═════ Supplied entries ═════

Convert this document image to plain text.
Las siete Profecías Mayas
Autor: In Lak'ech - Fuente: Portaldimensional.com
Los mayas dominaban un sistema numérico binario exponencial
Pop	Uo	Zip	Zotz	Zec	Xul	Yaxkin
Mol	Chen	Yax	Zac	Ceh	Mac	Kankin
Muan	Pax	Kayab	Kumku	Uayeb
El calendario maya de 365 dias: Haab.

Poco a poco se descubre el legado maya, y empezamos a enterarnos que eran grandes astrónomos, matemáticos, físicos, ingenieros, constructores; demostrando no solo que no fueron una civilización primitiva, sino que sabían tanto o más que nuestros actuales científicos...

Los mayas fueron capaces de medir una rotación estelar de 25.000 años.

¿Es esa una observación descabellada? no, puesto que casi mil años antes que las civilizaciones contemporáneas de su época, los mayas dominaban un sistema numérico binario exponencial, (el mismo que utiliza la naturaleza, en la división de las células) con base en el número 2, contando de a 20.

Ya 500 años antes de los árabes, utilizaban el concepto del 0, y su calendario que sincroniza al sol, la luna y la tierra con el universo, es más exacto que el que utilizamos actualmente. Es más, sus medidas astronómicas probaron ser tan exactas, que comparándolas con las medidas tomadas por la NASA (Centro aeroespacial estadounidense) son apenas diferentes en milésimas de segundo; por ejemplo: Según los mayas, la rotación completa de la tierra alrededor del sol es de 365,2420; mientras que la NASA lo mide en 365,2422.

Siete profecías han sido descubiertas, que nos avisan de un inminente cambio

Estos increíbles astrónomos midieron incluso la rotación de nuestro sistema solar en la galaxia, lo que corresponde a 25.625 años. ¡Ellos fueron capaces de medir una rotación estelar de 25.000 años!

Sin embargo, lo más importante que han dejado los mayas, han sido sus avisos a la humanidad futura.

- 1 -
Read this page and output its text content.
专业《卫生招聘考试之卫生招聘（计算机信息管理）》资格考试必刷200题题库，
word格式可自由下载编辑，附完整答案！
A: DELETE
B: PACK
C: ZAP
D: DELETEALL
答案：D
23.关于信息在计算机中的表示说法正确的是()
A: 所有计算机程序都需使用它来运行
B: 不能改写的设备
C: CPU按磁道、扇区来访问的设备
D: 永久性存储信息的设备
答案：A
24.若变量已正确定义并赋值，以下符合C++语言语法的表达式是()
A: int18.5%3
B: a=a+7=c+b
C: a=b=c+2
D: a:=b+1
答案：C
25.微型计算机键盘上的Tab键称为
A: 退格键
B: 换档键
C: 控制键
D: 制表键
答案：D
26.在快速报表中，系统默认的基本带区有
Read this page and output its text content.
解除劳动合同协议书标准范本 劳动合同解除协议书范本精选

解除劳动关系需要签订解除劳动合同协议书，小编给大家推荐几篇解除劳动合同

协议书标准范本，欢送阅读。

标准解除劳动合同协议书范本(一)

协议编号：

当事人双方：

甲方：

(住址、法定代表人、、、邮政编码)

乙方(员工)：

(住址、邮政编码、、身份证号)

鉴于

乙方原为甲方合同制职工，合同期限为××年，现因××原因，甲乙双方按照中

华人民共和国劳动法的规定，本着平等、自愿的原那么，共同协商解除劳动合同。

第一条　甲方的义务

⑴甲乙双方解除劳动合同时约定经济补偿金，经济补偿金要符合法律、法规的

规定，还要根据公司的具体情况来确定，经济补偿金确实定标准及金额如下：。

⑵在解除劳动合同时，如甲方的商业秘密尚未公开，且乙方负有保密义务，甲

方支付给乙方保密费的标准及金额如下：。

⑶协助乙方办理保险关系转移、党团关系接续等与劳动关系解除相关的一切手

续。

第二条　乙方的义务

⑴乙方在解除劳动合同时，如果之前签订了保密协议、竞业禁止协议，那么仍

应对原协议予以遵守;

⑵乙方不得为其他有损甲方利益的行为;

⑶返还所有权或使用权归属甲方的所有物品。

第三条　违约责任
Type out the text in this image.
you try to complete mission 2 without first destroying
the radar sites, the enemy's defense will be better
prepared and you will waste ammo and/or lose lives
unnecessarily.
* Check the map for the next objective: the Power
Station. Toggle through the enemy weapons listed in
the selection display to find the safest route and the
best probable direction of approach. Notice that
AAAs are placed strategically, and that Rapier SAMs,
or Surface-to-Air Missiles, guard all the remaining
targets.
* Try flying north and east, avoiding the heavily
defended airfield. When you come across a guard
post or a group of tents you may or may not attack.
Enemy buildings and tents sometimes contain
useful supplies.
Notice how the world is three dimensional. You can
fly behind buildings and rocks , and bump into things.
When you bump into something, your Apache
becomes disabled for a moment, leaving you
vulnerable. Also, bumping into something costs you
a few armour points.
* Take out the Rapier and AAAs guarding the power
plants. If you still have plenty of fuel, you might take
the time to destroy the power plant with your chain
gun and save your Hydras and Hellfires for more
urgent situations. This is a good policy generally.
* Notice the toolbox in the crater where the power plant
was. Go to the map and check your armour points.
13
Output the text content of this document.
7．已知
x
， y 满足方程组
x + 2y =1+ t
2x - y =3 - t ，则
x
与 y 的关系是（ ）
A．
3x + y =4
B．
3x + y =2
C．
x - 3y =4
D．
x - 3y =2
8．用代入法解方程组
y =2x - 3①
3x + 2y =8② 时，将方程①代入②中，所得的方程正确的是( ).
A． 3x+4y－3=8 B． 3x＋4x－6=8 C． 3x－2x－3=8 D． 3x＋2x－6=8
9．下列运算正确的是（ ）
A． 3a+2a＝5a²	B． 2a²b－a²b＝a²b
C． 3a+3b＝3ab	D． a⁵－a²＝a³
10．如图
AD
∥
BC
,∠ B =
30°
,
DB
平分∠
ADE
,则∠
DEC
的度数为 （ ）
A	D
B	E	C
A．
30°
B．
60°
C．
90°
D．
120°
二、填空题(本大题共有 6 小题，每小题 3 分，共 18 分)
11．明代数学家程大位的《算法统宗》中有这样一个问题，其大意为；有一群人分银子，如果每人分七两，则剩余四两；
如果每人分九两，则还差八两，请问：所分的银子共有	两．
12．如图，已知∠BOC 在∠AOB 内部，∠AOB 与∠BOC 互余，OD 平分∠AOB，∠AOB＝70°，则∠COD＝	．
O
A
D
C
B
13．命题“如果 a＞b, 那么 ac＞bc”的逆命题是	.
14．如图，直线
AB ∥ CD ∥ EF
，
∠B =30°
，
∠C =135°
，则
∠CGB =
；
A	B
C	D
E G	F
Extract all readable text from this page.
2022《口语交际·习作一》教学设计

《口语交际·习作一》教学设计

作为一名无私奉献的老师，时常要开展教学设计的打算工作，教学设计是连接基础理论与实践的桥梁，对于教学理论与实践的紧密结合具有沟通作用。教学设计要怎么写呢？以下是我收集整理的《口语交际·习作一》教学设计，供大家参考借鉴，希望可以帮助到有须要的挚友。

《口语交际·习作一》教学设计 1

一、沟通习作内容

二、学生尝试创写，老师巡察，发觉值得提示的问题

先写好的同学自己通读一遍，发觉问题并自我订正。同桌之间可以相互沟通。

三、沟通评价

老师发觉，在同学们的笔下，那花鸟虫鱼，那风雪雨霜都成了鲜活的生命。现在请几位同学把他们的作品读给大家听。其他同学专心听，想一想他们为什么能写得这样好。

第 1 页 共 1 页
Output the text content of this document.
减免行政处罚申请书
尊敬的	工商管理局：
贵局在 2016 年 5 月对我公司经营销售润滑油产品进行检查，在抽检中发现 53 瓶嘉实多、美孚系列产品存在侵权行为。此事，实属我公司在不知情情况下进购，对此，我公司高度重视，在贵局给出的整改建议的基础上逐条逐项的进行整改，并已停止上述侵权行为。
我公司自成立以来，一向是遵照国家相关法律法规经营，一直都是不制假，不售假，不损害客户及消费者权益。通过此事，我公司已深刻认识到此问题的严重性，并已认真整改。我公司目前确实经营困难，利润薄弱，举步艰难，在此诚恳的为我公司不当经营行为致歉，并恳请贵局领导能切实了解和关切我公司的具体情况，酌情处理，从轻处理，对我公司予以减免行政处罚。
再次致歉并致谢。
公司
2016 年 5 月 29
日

═════

*Your instructions*. Every line of the listing that holds "AAAs" should be found and copied.

*Solution to the exercise*.
AAAs are placed strategically, and that Rapier SAMs,
* Take out the Rapier and AAAs guarding the power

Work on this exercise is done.